• [Textabschnitt]
+ + + + +

Marco Melandri (Aprilia): «Heilung ist im Fahrplan»
Unmittelbar nach dem letzten Wintertest ließ sich Marco Melandri an seinem verletzten Fußgelenk operieren. Es gibt keine Komplikationen.
Melandri hatte sich wenige Tage vor dem letzten Saisonmeeting in Jerez das Wadenbein direkt oberhalb des Knöchels gebrochen. Trotzdem fuhr er bei seinem letzten Rennen für BMW einen zweiten Rang ein (auf den zweiten Lauf verzichtete er) und erledigte in Jerez und Aragón ausgiebige Testfahrten mit der Aprilia RSV4. Erst Ende November ließ er sich operieren.
"Mir geht es sehr gut, die Heilung ist im Fahrplan", äußerte sich der 31-Jährige zufrieden. "Anfangs haben wir uns darauf konzentriert, dass die Schwellung zurückgeht. Trainiert habe ich nur mit Wassergymnastik. Langsam kann ich den Knöchel wieder belasten und starte mit der Bewegungen. Ab Januar kann ich auch wieder seitliche Bewegungen trainieren."
Melandri wurde schon häufiger von Verletzungen ausser Gefecht gezogen, insbesondere seine Schultergelenke wurden im Verlauf seiner Karriere in Mitleidenschaft gezogen. "Wenn man selbst schuld ist, dann kann man es akzeptieren. Ist man aber schuldlos, ist es frustrierend", sagt der Aprilia-Pilot.

+ + + + +

• [Bereitgestellte Einträge]
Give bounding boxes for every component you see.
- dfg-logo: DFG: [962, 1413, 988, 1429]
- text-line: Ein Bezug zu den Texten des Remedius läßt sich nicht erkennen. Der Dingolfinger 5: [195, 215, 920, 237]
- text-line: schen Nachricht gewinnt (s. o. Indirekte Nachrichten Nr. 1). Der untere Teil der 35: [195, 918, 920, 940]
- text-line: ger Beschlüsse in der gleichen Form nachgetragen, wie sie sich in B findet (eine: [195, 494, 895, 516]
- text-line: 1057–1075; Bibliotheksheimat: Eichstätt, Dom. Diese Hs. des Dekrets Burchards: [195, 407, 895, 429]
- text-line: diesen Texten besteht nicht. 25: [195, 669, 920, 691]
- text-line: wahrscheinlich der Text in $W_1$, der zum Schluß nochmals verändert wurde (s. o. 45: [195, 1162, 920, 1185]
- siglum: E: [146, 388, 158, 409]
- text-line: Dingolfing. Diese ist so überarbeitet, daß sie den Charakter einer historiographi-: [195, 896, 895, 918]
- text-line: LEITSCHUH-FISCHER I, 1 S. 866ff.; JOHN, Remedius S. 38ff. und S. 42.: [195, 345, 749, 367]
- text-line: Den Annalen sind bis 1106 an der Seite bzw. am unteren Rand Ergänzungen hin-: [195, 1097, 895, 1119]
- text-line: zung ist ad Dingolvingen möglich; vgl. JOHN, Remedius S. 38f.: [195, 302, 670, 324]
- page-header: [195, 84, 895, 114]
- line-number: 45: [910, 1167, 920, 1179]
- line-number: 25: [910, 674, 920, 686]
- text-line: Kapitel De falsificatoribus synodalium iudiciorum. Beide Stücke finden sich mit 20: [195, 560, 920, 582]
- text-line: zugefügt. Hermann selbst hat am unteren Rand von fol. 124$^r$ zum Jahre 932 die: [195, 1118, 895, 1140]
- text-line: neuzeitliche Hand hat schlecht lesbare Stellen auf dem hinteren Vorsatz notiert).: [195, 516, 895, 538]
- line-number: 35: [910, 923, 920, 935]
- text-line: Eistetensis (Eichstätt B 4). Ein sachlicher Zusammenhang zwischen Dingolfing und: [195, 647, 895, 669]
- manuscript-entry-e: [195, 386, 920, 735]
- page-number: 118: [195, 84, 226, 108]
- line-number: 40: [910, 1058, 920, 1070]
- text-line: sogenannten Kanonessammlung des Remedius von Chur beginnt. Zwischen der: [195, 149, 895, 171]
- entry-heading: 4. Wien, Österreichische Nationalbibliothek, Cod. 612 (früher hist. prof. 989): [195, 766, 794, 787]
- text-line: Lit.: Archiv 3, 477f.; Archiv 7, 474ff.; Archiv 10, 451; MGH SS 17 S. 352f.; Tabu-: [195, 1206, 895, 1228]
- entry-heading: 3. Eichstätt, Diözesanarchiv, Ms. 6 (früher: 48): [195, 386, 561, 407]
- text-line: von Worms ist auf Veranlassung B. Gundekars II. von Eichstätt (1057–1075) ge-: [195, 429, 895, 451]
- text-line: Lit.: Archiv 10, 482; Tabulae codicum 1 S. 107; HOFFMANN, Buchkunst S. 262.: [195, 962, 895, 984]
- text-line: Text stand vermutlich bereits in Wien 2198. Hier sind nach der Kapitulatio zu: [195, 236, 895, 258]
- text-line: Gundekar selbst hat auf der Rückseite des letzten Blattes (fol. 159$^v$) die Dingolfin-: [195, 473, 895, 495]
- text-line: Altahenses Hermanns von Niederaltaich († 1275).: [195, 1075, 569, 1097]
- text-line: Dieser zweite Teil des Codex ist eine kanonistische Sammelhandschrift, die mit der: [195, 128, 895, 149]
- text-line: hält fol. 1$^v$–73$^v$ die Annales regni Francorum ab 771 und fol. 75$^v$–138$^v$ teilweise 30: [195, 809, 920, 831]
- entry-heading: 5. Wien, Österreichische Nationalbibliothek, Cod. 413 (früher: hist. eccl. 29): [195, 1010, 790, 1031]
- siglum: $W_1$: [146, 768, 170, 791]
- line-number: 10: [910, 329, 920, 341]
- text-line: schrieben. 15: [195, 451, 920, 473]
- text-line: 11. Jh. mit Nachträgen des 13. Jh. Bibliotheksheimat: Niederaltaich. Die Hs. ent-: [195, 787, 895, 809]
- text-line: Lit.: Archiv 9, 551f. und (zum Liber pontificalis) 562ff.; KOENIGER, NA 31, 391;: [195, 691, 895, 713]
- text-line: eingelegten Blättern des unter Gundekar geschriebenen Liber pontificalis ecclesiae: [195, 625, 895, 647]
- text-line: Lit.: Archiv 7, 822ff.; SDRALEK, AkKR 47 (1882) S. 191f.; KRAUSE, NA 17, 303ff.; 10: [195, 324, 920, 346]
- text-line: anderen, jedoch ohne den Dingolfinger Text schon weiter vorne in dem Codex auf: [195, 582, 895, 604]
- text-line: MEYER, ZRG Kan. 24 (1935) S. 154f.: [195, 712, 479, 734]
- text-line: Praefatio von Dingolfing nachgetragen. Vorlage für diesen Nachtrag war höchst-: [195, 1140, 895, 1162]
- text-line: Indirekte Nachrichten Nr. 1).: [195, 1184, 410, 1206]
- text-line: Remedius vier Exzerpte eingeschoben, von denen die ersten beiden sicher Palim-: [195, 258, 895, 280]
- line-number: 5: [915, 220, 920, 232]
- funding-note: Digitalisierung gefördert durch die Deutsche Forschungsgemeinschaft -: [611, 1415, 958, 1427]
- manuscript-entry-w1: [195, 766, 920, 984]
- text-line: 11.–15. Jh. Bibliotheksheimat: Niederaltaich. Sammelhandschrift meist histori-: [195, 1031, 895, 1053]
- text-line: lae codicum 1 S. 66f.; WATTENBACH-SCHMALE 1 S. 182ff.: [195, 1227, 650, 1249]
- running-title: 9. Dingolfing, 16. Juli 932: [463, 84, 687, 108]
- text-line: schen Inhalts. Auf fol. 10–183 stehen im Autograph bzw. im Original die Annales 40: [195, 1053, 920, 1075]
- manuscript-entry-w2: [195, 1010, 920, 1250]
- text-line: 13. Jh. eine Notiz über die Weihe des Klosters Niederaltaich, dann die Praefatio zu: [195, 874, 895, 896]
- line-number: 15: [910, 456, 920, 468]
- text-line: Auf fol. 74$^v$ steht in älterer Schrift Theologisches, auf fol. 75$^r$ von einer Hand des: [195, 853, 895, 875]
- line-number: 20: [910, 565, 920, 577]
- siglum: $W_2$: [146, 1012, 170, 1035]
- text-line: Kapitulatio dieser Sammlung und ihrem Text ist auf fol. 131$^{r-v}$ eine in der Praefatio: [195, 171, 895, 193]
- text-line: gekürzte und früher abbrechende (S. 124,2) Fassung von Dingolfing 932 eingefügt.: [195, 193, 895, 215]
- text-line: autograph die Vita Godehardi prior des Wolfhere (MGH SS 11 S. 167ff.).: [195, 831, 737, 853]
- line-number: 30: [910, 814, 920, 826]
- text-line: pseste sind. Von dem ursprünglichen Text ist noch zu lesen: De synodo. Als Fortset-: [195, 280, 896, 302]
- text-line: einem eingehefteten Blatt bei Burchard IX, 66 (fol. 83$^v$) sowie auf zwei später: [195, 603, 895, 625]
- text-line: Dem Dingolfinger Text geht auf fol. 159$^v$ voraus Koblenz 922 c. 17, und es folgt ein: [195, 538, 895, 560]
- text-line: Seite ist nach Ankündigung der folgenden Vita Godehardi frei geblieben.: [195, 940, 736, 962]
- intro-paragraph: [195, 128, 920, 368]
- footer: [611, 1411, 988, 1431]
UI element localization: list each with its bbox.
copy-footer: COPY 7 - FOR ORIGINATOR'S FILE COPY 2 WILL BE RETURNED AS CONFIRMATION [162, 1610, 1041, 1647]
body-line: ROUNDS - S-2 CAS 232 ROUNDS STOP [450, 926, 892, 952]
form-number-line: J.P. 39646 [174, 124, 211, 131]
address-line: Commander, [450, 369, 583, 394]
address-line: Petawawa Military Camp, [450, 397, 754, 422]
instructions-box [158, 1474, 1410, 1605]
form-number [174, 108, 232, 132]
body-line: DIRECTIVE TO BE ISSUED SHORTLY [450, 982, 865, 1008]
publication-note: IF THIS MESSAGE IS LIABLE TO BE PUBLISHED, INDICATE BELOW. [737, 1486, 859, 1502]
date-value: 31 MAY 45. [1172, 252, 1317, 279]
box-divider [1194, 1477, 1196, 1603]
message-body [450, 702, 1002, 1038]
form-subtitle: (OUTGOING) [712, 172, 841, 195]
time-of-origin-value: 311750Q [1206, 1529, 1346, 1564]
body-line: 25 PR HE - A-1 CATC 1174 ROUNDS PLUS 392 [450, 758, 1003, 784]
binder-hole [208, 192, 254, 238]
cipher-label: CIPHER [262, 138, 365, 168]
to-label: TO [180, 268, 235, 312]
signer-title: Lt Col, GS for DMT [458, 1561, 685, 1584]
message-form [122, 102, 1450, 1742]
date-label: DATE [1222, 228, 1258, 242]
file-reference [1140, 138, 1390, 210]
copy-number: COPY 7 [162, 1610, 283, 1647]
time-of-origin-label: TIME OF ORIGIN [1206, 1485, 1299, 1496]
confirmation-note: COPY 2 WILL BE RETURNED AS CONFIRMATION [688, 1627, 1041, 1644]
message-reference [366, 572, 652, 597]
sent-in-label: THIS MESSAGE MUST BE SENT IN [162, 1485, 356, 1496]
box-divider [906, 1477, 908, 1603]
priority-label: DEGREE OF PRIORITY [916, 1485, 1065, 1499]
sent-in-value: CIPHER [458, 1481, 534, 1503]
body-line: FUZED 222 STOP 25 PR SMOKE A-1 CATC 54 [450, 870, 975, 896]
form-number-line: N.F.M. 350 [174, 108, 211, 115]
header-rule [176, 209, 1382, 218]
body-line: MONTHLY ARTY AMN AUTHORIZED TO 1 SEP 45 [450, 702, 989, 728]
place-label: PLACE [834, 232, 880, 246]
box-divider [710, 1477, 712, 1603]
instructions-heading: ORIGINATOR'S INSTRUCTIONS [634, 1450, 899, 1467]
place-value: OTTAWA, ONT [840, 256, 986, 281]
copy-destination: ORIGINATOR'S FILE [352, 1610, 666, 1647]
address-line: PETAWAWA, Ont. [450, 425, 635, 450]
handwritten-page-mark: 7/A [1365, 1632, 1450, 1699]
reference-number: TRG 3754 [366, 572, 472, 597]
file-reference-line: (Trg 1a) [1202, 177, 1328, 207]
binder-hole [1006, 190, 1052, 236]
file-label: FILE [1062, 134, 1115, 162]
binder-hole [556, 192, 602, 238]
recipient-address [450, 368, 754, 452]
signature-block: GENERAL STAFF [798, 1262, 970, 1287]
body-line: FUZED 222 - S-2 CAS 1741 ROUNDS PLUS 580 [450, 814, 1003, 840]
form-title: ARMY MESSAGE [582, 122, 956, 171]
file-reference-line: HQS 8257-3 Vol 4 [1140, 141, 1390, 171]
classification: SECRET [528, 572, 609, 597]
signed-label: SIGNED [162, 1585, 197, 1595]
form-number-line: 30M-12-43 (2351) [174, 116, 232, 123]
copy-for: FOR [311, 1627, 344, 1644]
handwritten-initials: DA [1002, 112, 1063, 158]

+ + + + +

• [Zur Aufgabe]
Erklären Sie anhand des Textabschnitts, wovon es laut Melandri abhängt, ob man eine Verletzung akzeptieren kann oder sie als frustrierend empfindet.

• [Lösung der Aufgabe]
Es hängt davon ab, ob man selbst schuld ist. Ist man selbst schuld, kann man die Verletzung akzeptieren. Ist man schuldlos, ist sie frustrierend.